↓
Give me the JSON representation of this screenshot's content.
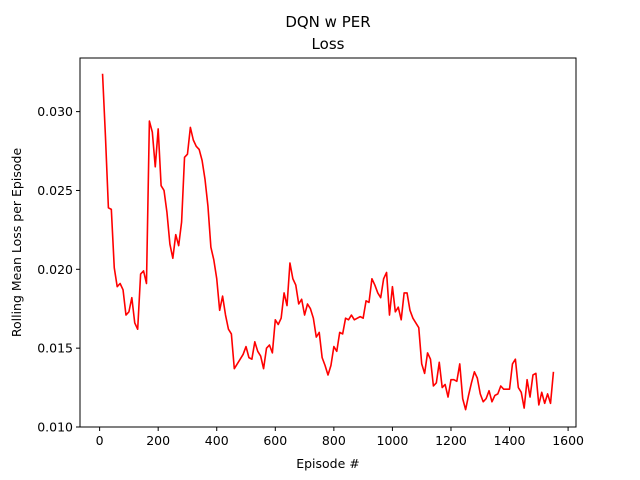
{
  "chart_data": {
    "type": "line",
    "title": "DQN w PER",
    "subtitle": "Loss",
    "xlabel": "Episode #",
    "ylabel": "Rolling Mean Loss per Episode",
    "xlim": [
      -67,
      1627
    ],
    "ylim": [
      0.01,
      0.0334
    ],
    "xticks": [
      0,
      200,
      400,
      600,
      800,
      1000,
      1200,
      1400,
      1600
    ],
    "yticks": [
      0.01,
      0.015,
      0.02,
      0.025,
      0.03
    ],
    "grid": false,
    "series": [
      {
        "color": "#ff0000",
        "x": [
          10,
          20,
          30,
          40,
          50,
          60,
          70,
          80,
          90,
          100,
          110,
          120,
          130,
          140,
          150,
          160,
          170,
          180,
          190,
          200,
          210,
          220,
          230,
          240,
          250,
          260,
          270,
          280,
          290,
          300,
          310,
          320,
          330,
          340,
          350,
          360,
          370,
          380,
          390,
          400,
          410,
          420,
          430,
          440,
          450,
          460,
          470,
          480,
          490,
          500,
          510,
          520,
          530,
          540,
          550,
          560,
          570,
          580,
          590,
          600,
          610,
          620,
          630,
          640,
          650,
          660,
          670,
          680,
          690,
          700,
          710,
          720,
          730,
          740,
          750,
          760,
          770,
          780,
          790,
          800,
          810,
          820,
          830,
          840,
          850,
          860,
          870,
          880,
          890,
          900,
          910,
          920,
          930,
          940,
          950,
          960,
          970,
          980,
          990,
          1000,
          1010,
          1020,
          1030,
          1040,
          1050,
          1060,
          1070,
          1080,
          1090,
          1100,
          1110,
          1120,
          1130,
          1140,
          1150,
          1160,
          1170,
          1180,
          1190,
          1200,
          1210,
          1220,
          1230,
          1240,
          1250,
          1260,
          1270,
          1280,
          1290,
          1300,
          1310,
          1320,
          1330,
          1340,
          1350,
          1360,
          1370,
          1380,
          1390,
          1400,
          1410,
          1420,
          1430,
          1440,
          1450,
          1460,
          1470,
          1480,
          1490,
          1500,
          1510,
          1520,
          1530,
          1540,
          1550
        ],
        "y": [
          0.0324,
          0.0284,
          0.0239,
          0.0238,
          0.0201,
          0.0189,
          0.0191,
          0.0187,
          0.0171,
          0.0173,
          0.0182,
          0.0166,
          0.0162,
          0.0197,
          0.0199,
          0.0191,
          0.0294,
          0.0287,
          0.0265,
          0.0289,
          0.0253,
          0.025,
          0.0236,
          0.0216,
          0.0207,
          0.0222,
          0.0215,
          0.023,
          0.0271,
          0.0273,
          0.029,
          0.0282,
          0.0278,
          0.0276,
          0.0269,
          0.0257,
          0.024,
          0.0214,
          0.0206,
          0.0194,
          0.0174,
          0.0183,
          0.0171,
          0.0162,
          0.0159,
          0.0137,
          0.014,
          0.0143,
          0.0146,
          0.0151,
          0.0144,
          0.0143,
          0.0154,
          0.0148,
          0.0145,
          0.0137,
          0.015,
          0.0152,
          0.0147,
          0.0168,
          0.0165,
          0.0169,
          0.0185,
          0.0177,
          0.0204,
          0.0194,
          0.019,
          0.0178,
          0.0181,
          0.0171,
          0.0178,
          0.0175,
          0.0169,
          0.0157,
          0.016,
          0.0144,
          0.0139,
          0.0133,
          0.0139,
          0.0151,
          0.0148,
          0.016,
          0.0159,
          0.0169,
          0.0168,
          0.0171,
          0.0168,
          0.0169,
          0.017,
          0.0169,
          0.018,
          0.0179,
          0.0194,
          0.019,
          0.0185,
          0.0182,
          0.0194,
          0.0198,
          0.0171,
          0.0189,
          0.0173,
          0.0176,
          0.0168,
          0.0185,
          0.0185,
          0.0174,
          0.0169,
          0.0166,
          0.0163,
          0.014,
          0.0134,
          0.0147,
          0.0143,
          0.0126,
          0.0128,
          0.0141,
          0.0125,
          0.0127,
          0.0119,
          0.013,
          0.013,
          0.0129,
          0.014,
          0.0118,
          0.0111,
          0.012,
          0.0128,
          0.0135,
          0.0131,
          0.0121,
          0.0116,
          0.0118,
          0.0123,
          0.0116,
          0.012,
          0.0121,
          0.0126,
          0.0124,
          0.0124,
          0.0124,
          0.014,
          0.0143,
          0.0125,
          0.0122,
          0.0112,
          0.013,
          0.0119,
          0.0133,
          0.0134,
          0.0114,
          0.0122,
          0.0115,
          0.0121,
          0.0115,
          0.0135
        ]
      }
    ]
  }
}
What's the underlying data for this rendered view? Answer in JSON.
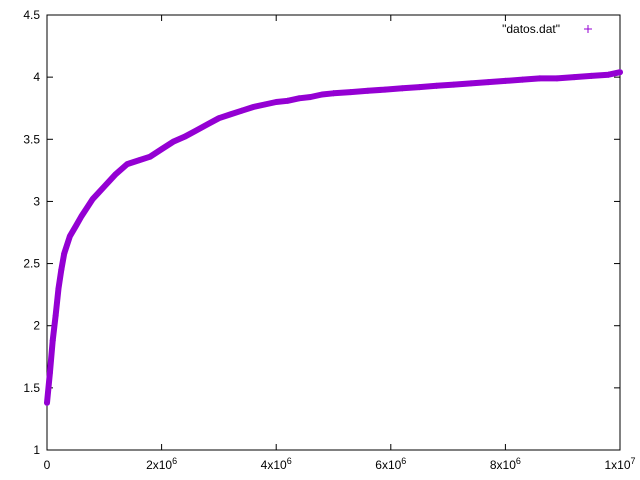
{
  "chart_data": {
    "type": "scatter",
    "title": "",
    "xlabel": "",
    "ylabel": "",
    "xlim": [
      0,
      10000000
    ],
    "ylim": [
      1,
      4.5
    ],
    "grid": false,
    "legend_position": "top-right",
    "colors": {
      "series": "#9400d3",
      "axis": "#000000",
      "background": "#ffffff"
    },
    "x_ticks": [
      {
        "value": 0,
        "base": "0",
        "exp": ""
      },
      {
        "value": 2000000,
        "base": "2x10",
        "exp": "6"
      },
      {
        "value": 4000000,
        "base": "4x10",
        "exp": "6"
      },
      {
        "value": 6000000,
        "base": "6x10",
        "exp": "6"
      },
      {
        "value": 8000000,
        "base": "8x10",
        "exp": "6"
      },
      {
        "value": 10000000,
        "base": "1x10",
        "exp": "7"
      }
    ],
    "y_ticks": [
      {
        "value": 1,
        "label": "1"
      },
      {
        "value": 1.5,
        "label": "1.5"
      },
      {
        "value": 2,
        "label": "2"
      },
      {
        "value": 2.5,
        "label": "2.5"
      },
      {
        "value": 3,
        "label": "3"
      },
      {
        "value": 3.5,
        "label": "3.5"
      },
      {
        "value": 4,
        "label": "4"
      },
      {
        "value": 4.5,
        "label": "4.5"
      }
    ],
    "series": [
      {
        "name": "\"datos.dat\"",
        "marker": "+",
        "x": [
          0,
          50000,
          100000,
          150000,
          200000,
          250000,
          300000,
          400000,
          500000,
          600000,
          700000,
          800000,
          900000,
          1000000,
          1200000,
          1400000,
          1600000,
          1800000,
          2000000,
          2200000,
          2400000,
          2600000,
          2800000,
          3000000,
          3200000,
          3400000,
          3600000,
          3800000,
          4000000,
          4200000,
          4400000,
          4600000,
          4800000,
          5000000,
          5300000,
          5600000,
          5900000,
          6200000,
          6500000,
          6800000,
          7100000,
          7400000,
          7700000,
          8000000,
          8300000,
          8600000,
          8900000,
          9200000,
          9500000,
          9800000,
          10000000
        ],
        "y": [
          1.38,
          1.62,
          1.88,
          2.08,
          2.3,
          2.45,
          2.58,
          2.72,
          2.8,
          2.88,
          2.95,
          3.02,
          3.07,
          3.12,
          3.22,
          3.3,
          3.33,
          3.36,
          3.42,
          3.48,
          3.52,
          3.57,
          3.62,
          3.67,
          3.7,
          3.73,
          3.76,
          3.78,
          3.8,
          3.81,
          3.83,
          3.84,
          3.86,
          3.87,
          3.88,
          3.89,
          3.9,
          3.91,
          3.92,
          3.93,
          3.94,
          3.95,
          3.96,
          3.97,
          3.98,
          3.99,
          3.99,
          4.0,
          4.01,
          4.02,
          4.04
        ]
      }
    ]
  }
}
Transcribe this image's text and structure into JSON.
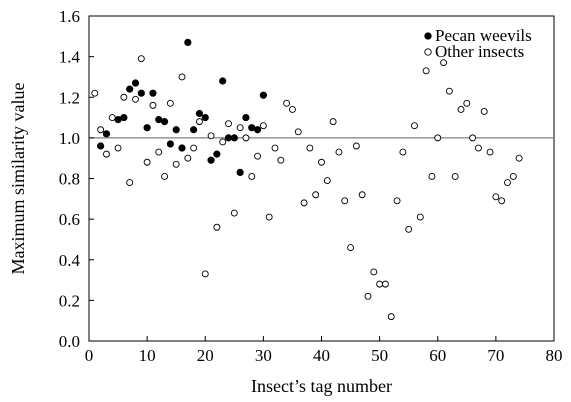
{
  "chart_data": {
    "type": "scatter",
    "xlabel": "Insect’s tag number",
    "ylabel": "Maximum similarity value",
    "xlim": [
      0,
      80
    ],
    "ylim": [
      0,
      1.6
    ],
    "xticks": [
      0,
      10,
      20,
      30,
      40,
      50,
      60,
      70,
      80
    ],
    "xtick_labels": [
      "0",
      "10",
      "20",
      "30",
      "40",
      "50",
      "60",
      "70",
      "80"
    ],
    "yticks": [
      0,
      0.2,
      0.4,
      0.6,
      0.8,
      1.0,
      1.2,
      1.4,
      1.6
    ],
    "ytick_labels": [
      "0.0",
      "0.2",
      "0.4",
      "0.6",
      "0.8",
      "1.0",
      "1.2",
      "1.4",
      "1.6"
    ],
    "grid": false,
    "legend_position": "top-right",
    "reference_line": {
      "y": 1.0,
      "color": "#7f7f7f"
    },
    "series": [
      {
        "name": "Pecan weevils",
        "marker": "filled-circle",
        "color": "#000000",
        "points": [
          [
            2,
            0.96
          ],
          [
            3,
            1.02
          ],
          [
            5,
            1.09
          ],
          [
            6,
            1.1
          ],
          [
            7,
            1.24
          ],
          [
            8,
            1.27
          ],
          [
            9,
            1.22
          ],
          [
            10,
            1.05
          ],
          [
            11,
            1.22
          ],
          [
            12,
            1.09
          ],
          [
            13,
            1.08
          ],
          [
            14,
            0.97
          ],
          [
            15,
            1.04
          ],
          [
            16,
            0.95
          ],
          [
            17,
            1.47
          ],
          [
            18,
            1.04
          ],
          [
            19,
            1.12
          ],
          [
            20,
            1.1
          ],
          [
            21,
            0.89
          ],
          [
            22,
            0.92
          ],
          [
            23,
            1.28
          ],
          [
            24,
            1.0
          ],
          [
            25,
            1.0
          ],
          [
            26,
            0.83
          ],
          [
            27,
            1.1
          ],
          [
            28,
            1.05
          ],
          [
            29,
            1.04
          ],
          [
            30,
            1.21
          ]
        ]
      },
      {
        "name": "Other insects",
        "marker": "open-circle",
        "color": "#000000",
        "points": [
          [
            1,
            1.22
          ],
          [
            2,
            1.04
          ],
          [
            3,
            0.92
          ],
          [
            4,
            1.1
          ],
          [
            5,
            0.95
          ],
          [
            6,
            1.2
          ],
          [
            7,
            0.78
          ],
          [
            8,
            1.19
          ],
          [
            9,
            1.39
          ],
          [
            10,
            0.88
          ],
          [
            11,
            1.16
          ],
          [
            12,
            0.93
          ],
          [
            13,
            0.81
          ],
          [
            14,
            1.17
          ],
          [
            15,
            0.87
          ],
          [
            16,
            1.3
          ],
          [
            17,
            0.9
          ],
          [
            18,
            0.95
          ],
          [
            19,
            1.08
          ],
          [
            20,
            0.33
          ],
          [
            21,
            1.01
          ],
          [
            22,
            0.56
          ],
          [
            23,
            0.98
          ],
          [
            24,
            1.07
          ],
          [
            25,
            0.63
          ],
          [
            26,
            1.05
          ],
          [
            27,
            1.0
          ],
          [
            28,
            0.81
          ],
          [
            29,
            0.91
          ],
          [
            30,
            1.06
          ],
          [
            31,
            0.61
          ],
          [
            32,
            0.95
          ],
          [
            33,
            0.89
          ],
          [
            34,
            1.17
          ],
          [
            35,
            1.14
          ],
          [
            36,
            1.03
          ],
          [
            37,
            0.68
          ],
          [
            38,
            0.95
          ],
          [
            39,
            0.72
          ],
          [
            40,
            0.88
          ],
          [
            41,
            0.79
          ],
          [
            42,
            1.08
          ],
          [
            43,
            0.93
          ],
          [
            44,
            0.69
          ],
          [
            45,
            0.46
          ],
          [
            46,
            0.96
          ],
          [
            47,
            0.72
          ],
          [
            48,
            0.22
          ],
          [
            49,
            0.34
          ],
          [
            50,
            0.28
          ],
          [
            51,
            0.28
          ],
          [
            52,
            0.12
          ],
          [
            53,
            0.69
          ],
          [
            54,
            0.93
          ],
          [
            55,
            0.55
          ],
          [
            56,
            1.06
          ],
          [
            57,
            0.61
          ],
          [
            58,
            1.33
          ],
          [
            59,
            0.81
          ],
          [
            60,
            1.0
          ],
          [
            61,
            1.37
          ],
          [
            62,
            1.23
          ],
          [
            63,
            0.81
          ],
          [
            64,
            1.14
          ],
          [
            65,
            1.17
          ],
          [
            66,
            1.0
          ],
          [
            67,
            0.95
          ],
          [
            68,
            1.13
          ],
          [
            69,
            0.93
          ],
          [
            70,
            0.71
          ],
          [
            71,
            0.69
          ],
          [
            72,
            0.78
          ],
          [
            73,
            0.81
          ],
          [
            74,
            0.9
          ]
        ]
      }
    ]
  }
}
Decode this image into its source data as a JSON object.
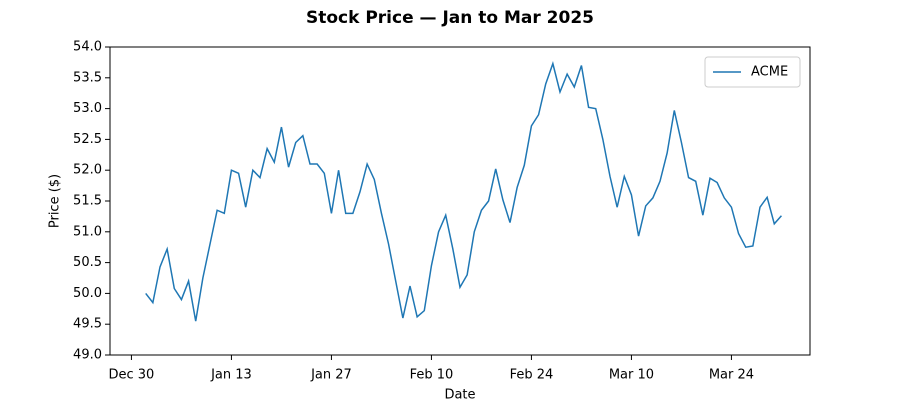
↑
What you have to do
Search the lines above for the string "Loss" and copy each line that has it.

Response
    "subtitle": "Loss",
    "ylabel": "Rolling Mean Loss per Episode",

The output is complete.